§ **Task instructions**
Copy out every line of the data below without changing anything.

§ **Given data**

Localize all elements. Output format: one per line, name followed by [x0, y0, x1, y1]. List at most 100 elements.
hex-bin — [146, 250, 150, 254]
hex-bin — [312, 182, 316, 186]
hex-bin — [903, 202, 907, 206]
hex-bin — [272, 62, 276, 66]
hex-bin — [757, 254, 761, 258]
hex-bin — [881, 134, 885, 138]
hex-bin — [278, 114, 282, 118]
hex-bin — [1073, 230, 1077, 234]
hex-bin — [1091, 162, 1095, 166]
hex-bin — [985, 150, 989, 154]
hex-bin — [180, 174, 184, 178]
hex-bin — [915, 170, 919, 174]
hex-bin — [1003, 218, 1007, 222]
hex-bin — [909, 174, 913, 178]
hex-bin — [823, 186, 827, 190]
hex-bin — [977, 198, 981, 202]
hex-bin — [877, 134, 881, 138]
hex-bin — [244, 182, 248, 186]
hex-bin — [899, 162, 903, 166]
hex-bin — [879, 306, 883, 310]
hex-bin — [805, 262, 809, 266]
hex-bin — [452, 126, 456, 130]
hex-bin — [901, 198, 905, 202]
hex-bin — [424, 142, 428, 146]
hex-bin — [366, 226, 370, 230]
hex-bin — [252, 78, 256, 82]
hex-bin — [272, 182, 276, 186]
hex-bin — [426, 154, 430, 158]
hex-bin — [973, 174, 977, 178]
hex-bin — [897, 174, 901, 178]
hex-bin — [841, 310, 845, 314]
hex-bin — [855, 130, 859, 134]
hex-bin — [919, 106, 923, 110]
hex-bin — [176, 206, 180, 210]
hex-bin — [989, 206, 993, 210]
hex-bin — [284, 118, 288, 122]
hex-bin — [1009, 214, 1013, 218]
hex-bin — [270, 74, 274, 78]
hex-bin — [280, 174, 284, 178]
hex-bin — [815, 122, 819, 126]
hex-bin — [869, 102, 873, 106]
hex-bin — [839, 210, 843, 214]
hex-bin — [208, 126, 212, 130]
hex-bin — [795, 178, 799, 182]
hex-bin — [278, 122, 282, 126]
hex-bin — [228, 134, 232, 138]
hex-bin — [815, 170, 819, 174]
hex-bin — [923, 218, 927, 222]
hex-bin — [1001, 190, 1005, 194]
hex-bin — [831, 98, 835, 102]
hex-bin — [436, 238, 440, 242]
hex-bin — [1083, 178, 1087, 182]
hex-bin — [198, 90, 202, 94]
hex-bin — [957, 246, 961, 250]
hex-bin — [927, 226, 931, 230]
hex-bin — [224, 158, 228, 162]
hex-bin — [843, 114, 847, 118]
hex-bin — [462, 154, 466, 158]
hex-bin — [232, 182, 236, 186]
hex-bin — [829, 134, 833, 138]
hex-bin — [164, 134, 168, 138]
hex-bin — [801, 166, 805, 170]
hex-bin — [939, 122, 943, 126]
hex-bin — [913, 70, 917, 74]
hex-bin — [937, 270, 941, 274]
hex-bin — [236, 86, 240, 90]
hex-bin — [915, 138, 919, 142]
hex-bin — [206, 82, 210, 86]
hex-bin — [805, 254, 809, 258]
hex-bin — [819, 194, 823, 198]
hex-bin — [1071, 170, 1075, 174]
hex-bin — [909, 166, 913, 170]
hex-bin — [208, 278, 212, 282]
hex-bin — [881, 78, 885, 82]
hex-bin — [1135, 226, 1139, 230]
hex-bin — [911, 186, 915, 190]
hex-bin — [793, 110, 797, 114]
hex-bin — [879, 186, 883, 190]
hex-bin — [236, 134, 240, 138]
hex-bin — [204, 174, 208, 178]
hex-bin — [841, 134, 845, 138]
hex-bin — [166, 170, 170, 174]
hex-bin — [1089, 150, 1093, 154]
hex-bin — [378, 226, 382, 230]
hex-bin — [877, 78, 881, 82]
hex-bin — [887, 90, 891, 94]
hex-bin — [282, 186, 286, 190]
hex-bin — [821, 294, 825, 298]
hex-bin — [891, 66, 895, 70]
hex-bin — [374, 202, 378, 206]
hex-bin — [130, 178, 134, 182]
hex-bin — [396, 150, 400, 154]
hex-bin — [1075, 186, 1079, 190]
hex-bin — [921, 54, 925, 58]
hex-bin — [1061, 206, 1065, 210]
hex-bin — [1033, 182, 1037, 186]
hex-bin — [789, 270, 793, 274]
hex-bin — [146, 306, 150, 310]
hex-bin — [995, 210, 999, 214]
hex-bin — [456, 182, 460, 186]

§ **Solution for this task**
Localize all elements. Output format: one per line, name followed by [x0, y0, x1, y1]. List at most 100 elements.
hex-bin — [146, 250, 150, 254]
hex-bin — [312, 182, 316, 186]
hex-bin — [903, 202, 907, 206]
hex-bin — [272, 62, 276, 66]
hex-bin — [757, 254, 761, 258]
hex-bin — [881, 134, 885, 138]
hex-bin — [278, 114, 282, 118]
hex-bin — [1073, 230, 1077, 234]
hex-bin — [1091, 162, 1095, 166]
hex-bin — [985, 150, 989, 154]
hex-bin — [180, 174, 184, 178]
hex-bin — [915, 170, 919, 174]
hex-bin — [1003, 218, 1007, 222]
hex-bin — [909, 174, 913, 178]
hex-bin — [823, 186, 827, 190]
hex-bin — [977, 198, 981, 202]
hex-bin — [877, 134, 881, 138]
hex-bin — [244, 182, 248, 186]
hex-bin — [899, 162, 903, 166]
hex-bin — [879, 306, 883, 310]
hex-bin — [805, 262, 809, 266]
hex-bin — [452, 126, 456, 130]
hex-bin — [901, 198, 905, 202]
hex-bin — [424, 142, 428, 146]
hex-bin — [366, 226, 370, 230]
hex-bin — [252, 78, 256, 82]
hex-bin — [272, 182, 276, 186]
hex-bin — [426, 154, 430, 158]
hex-bin — [973, 174, 977, 178]
hex-bin — [897, 174, 901, 178]
hex-bin — [841, 310, 845, 314]
hex-bin — [855, 130, 859, 134]
hex-bin — [919, 106, 923, 110]
hex-bin — [176, 206, 180, 210]
hex-bin — [989, 206, 993, 210]
hex-bin — [284, 118, 288, 122]
hex-bin — [1009, 214, 1013, 218]
hex-bin — [270, 74, 274, 78]
hex-bin — [280, 174, 284, 178]
hex-bin — [815, 122, 819, 126]
hex-bin — [869, 102, 873, 106]
hex-bin — [839, 210, 843, 214]
hex-bin — [208, 126, 212, 130]
hex-bin — [795, 178, 799, 182]
hex-bin — [278, 122, 282, 126]
hex-bin — [228, 134, 232, 138]
hex-bin — [815, 170, 819, 174]
hex-bin — [923, 218, 927, 222]
hex-bin — [1001, 190, 1005, 194]
hex-bin — [831, 98, 835, 102]
hex-bin — [436, 238, 440, 242]
hex-bin — [1083, 178, 1087, 182]
hex-bin — [198, 90, 202, 94]
hex-bin — [957, 246, 961, 250]
hex-bin — [927, 226, 931, 230]
hex-bin — [224, 158, 228, 162]
hex-bin — [843, 114, 847, 118]
hex-bin — [462, 154, 466, 158]
hex-bin — [232, 182, 236, 186]
hex-bin — [829, 134, 833, 138]
hex-bin — [164, 134, 168, 138]
hex-bin — [801, 166, 805, 170]
hex-bin — [939, 122, 943, 126]
hex-bin — [913, 70, 917, 74]
hex-bin — [937, 270, 941, 274]
hex-bin — [236, 86, 240, 90]
hex-bin — [915, 138, 919, 142]
hex-bin — [206, 82, 210, 86]
hex-bin — [805, 254, 809, 258]
hex-bin — [819, 194, 823, 198]
hex-bin — [1071, 170, 1075, 174]
hex-bin — [909, 166, 913, 170]
hex-bin — [208, 278, 212, 282]
hex-bin — [881, 78, 885, 82]
hex-bin — [1135, 226, 1139, 230]
hex-bin — [911, 186, 915, 190]
hex-bin — [793, 110, 797, 114]
hex-bin — [879, 186, 883, 190]
hex-bin — [236, 134, 240, 138]
hex-bin — [204, 174, 208, 178]
hex-bin — [841, 134, 845, 138]
hex-bin — [166, 170, 170, 174]
hex-bin — [1089, 150, 1093, 154]
hex-bin — [378, 226, 382, 230]
hex-bin — [877, 78, 881, 82]
hex-bin — [887, 90, 891, 94]
hex-bin — [282, 186, 286, 190]
hex-bin — [821, 294, 825, 298]
hex-bin — [891, 66, 895, 70]
hex-bin — [374, 202, 378, 206]
hex-bin — [130, 178, 134, 182]
hex-bin — [396, 150, 400, 154]
hex-bin — [1075, 186, 1079, 190]
hex-bin — [921, 54, 925, 58]
hex-bin — [1061, 206, 1065, 210]
hex-bin — [1033, 182, 1037, 186]
hex-bin — [789, 270, 793, 274]
hex-bin — [146, 306, 150, 310]
hex-bin — [995, 210, 999, 214]
hex-bin — [456, 182, 460, 186]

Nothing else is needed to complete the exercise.